Transcribe the material in full, exactly as written.

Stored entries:
— Begin —
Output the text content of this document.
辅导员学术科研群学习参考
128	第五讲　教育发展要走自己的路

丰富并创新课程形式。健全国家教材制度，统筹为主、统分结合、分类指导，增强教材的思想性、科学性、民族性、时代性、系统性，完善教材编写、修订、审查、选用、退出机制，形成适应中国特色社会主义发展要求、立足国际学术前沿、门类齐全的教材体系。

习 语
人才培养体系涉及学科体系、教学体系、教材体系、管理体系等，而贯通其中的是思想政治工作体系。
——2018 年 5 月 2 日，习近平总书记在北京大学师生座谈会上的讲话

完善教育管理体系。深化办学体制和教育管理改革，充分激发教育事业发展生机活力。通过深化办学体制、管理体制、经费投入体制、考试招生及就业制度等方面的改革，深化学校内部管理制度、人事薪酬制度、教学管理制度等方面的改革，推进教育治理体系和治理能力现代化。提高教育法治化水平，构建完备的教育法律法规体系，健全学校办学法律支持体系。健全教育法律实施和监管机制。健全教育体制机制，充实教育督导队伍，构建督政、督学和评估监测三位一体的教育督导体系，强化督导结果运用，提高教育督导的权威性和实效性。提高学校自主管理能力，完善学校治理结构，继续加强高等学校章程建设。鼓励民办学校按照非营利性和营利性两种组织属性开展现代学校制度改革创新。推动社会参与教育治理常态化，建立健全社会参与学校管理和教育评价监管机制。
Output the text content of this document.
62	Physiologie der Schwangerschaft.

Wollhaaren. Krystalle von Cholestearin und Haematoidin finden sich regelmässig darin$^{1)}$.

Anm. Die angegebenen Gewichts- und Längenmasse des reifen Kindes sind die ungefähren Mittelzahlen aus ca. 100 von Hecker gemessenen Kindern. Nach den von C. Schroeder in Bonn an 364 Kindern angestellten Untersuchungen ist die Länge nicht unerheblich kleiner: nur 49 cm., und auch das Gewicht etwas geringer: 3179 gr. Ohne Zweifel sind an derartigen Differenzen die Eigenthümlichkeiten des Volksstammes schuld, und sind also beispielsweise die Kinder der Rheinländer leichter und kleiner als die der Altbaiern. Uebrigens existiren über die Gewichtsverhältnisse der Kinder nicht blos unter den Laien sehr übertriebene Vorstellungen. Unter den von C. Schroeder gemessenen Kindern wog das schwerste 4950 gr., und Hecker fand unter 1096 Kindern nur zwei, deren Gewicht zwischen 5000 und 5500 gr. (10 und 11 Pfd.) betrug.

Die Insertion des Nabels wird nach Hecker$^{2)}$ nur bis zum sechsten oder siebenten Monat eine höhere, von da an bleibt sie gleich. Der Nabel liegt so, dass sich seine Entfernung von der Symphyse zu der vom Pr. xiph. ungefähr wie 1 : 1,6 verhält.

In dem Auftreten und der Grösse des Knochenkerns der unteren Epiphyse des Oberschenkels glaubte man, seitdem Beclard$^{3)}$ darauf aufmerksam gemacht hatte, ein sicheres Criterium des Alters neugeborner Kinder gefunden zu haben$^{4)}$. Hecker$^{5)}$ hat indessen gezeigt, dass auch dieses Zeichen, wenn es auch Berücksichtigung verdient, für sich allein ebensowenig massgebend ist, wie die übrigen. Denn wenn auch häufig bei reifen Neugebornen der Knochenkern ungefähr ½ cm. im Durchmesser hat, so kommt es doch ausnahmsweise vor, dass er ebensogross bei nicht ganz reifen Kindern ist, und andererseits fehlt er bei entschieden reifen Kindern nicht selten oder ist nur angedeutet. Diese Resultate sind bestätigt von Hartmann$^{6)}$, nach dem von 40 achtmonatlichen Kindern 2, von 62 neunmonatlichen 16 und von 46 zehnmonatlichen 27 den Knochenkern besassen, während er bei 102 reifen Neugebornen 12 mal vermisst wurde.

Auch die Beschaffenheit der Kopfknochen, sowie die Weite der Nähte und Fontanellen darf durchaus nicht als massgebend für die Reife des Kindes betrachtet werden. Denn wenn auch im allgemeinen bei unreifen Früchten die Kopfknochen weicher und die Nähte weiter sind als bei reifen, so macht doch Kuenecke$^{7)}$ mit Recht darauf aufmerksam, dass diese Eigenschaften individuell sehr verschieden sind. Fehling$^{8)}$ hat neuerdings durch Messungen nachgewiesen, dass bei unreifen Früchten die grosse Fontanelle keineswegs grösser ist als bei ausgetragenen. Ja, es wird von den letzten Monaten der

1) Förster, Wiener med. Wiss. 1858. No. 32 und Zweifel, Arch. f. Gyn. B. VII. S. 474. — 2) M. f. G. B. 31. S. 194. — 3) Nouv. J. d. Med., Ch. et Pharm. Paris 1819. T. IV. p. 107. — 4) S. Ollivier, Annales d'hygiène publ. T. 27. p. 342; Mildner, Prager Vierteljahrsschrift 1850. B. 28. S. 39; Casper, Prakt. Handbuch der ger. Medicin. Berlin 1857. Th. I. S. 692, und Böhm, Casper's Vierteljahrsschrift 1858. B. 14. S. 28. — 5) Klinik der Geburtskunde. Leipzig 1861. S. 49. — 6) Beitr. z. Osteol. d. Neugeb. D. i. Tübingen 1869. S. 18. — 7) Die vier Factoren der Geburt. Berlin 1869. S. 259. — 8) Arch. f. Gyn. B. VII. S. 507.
— End —
THE OUTPUT –
Output the text content of this document.
辅导员学术科研群学习参考
128	第五讲　教育发展要走自己的路

丰富并创新课程形式。健全国家教材制度，统筹为主、统分结合、分类指导，增强教材的思想性、科学性、民族性、时代性、系统性，完善教材编写、修订、审查、选用、退出机制，形成适应中国特色社会主义发展要求、立足国际学术前沿、门类齐全的教材体系。

习 语
人才培养体系涉及学科体系、教学体系、教材体系、管理体系等，而贯通其中的是思想政治工作体系。
——2018 年 5 月 2 日，习近平总书记在北京大学师生座谈会上的讲话

完善教育管理体系。深化办学体制和教育管理改革，充分激发教育事业发展生机活力。通过深化办学体制、管理体制、经费投入体制、考试招生及就业制度等方面的改革，深化学校内部管理制度、人事薪酬制度、教学管理制度等方面的改革，推进教育治理体系和治理能力现代化。提高教育法治化水平，构建完备的教育法律法规体系，健全学校办学法律支持体系。健全教育法律实施和监管机制。健全教育体制机制，充实教育督导队伍，构建督政、督学和评估监测三位一体的教育督导体系，强化督导结果运用，提高教育督导的权威性和实效性。提高学校自主管理能力，完善学校治理结构，继续加强高等学校章程建设。鼓励民办学校按照非营利性和营利性两种组织属性开展现代学校制度改革创新。推动社会参与教育治理常态化，建立健全社会参与学校管理和教育评价监管机制。
Output the text content of this document.
62	Physiologie der Schwangerschaft.

Wollhaaren. Krystalle von Cholestearin und Haematoidin finden sich regelmässig darin$^{1)}$.

Anm. Die angegebenen Gewichts- und Längenmasse des reifen Kindes sind die ungefähren Mittelzahlen aus ca. 100 von Hecker gemessenen Kindern. Nach den von C. Schroeder in Bonn an 364 Kindern angestellten Untersuchungen ist die Länge nicht unerheblich kleiner: nur 49 cm., und auch das Gewicht etwas geringer: 3179 gr. Ohne Zweifel sind an derartigen Differenzen die Eigenthümlichkeiten des Volksstammes schuld, und sind also beispielsweise die Kinder der Rheinländer leichter und kleiner als die der Altbaiern. Uebrigens existiren über die Gewichtsverhältnisse der Kinder nicht blos unter den Laien sehr übertriebene Vorstellungen. Unter den von C. Schroeder gemessenen Kindern wog das schwerste 4950 gr., und Hecker fand unter 1096 Kindern nur zwei, deren Gewicht zwischen 5000 und 5500 gr. (10 und 11 Pfd.) betrug.

Die Insertion des Nabels wird nach Hecker$^{2)}$ nur bis zum sechsten oder siebenten Monat eine höhere, von da an bleibt sie gleich. Der Nabel liegt so, dass sich seine Entfernung von der Symphyse zu der vom Pr. xiph. ungefähr wie 1 : 1,6 verhält.

In dem Auftreten und der Grösse des Knochenkerns der unteren Epiphyse des Oberschenkels glaubte man, seitdem Beclard$^{3)}$ darauf aufmerksam gemacht hatte, ein sicheres Criterium des Alters neugeborner Kinder gefunden zu haben$^{4)}$. Hecker$^{5)}$ hat indessen gezeigt, dass auch dieses Zeichen, wenn es auch Berücksichtigung verdient, für sich allein ebensowenig massgebend ist, wie die übrigen. Denn wenn auch häufig bei reifen Neugebornen der Knochenkern ungefähr ½ cm. im Durchmesser hat, so kommt es doch ausnahmsweise vor, dass er ebensogross bei nicht ganz reifen Kindern ist, und andererseits fehlt er bei entschieden reifen Kindern nicht selten oder ist nur angedeutet. Diese Resultate sind bestätigt von Hartmann$^{6)}$, nach dem von 40 achtmonatlichen Kindern 2, von 62 neunmonatlichen 16 und von 46 zehnmonatlichen 27 den Knochenkern besassen, während er bei 102 reifen Neugebornen 12 mal vermisst wurde.

Auch die Beschaffenheit der Kopfknochen, sowie die Weite der Nähte und Fontanellen darf durchaus nicht als massgebend für die Reife des Kindes betrachtet werden. Denn wenn auch im allgemeinen bei unreifen Früchten die Kopfknochen weicher und die Nähte weiter sind als bei reifen, so macht doch Kuenecke$^{7)}$ mit Recht darauf aufmerksam, dass diese Eigenschaften individuell sehr verschieden sind. Fehling$^{8)}$ hat neuerdings durch Messungen nachgewiesen, dass bei unreifen Früchten die grosse Fontanelle keineswegs grösser ist als bei ausgetragenen. Ja, es wird von den letzten Monaten der

1) Förster, Wiener med. Wiss. 1858. No. 32 und Zweifel, Arch. f. Gyn. B. VII. S. 474. — 2) M. f. G. B. 31. S. 194. — 3) Nouv. J. d. Med., Ch. et Pharm. Paris 1819. T. IV. p. 107. — 4) S. Ollivier, Annales d'hygiène publ. T. 27. p. 342; Mildner, Prager Vierteljahrsschrift 1850. B. 28. S. 39; Casper, Prakt. Handbuch der ger. Medicin. Berlin 1857. Th. I. S. 692, und Böhm, Casper's Vierteljahrsschrift 1858. B. 14. S. 28. — 5) Klinik der Geburtskunde. Leipzig 1861. S. 49. — 6) Beitr. z. Osteol. d. Neugeb. D. i. Tübingen 1869. S. 18. — 7) Die vier Factoren der Geburt. Berlin 1869. S. 259. — 8) Arch. f. Gyn. B. VII. S. 507.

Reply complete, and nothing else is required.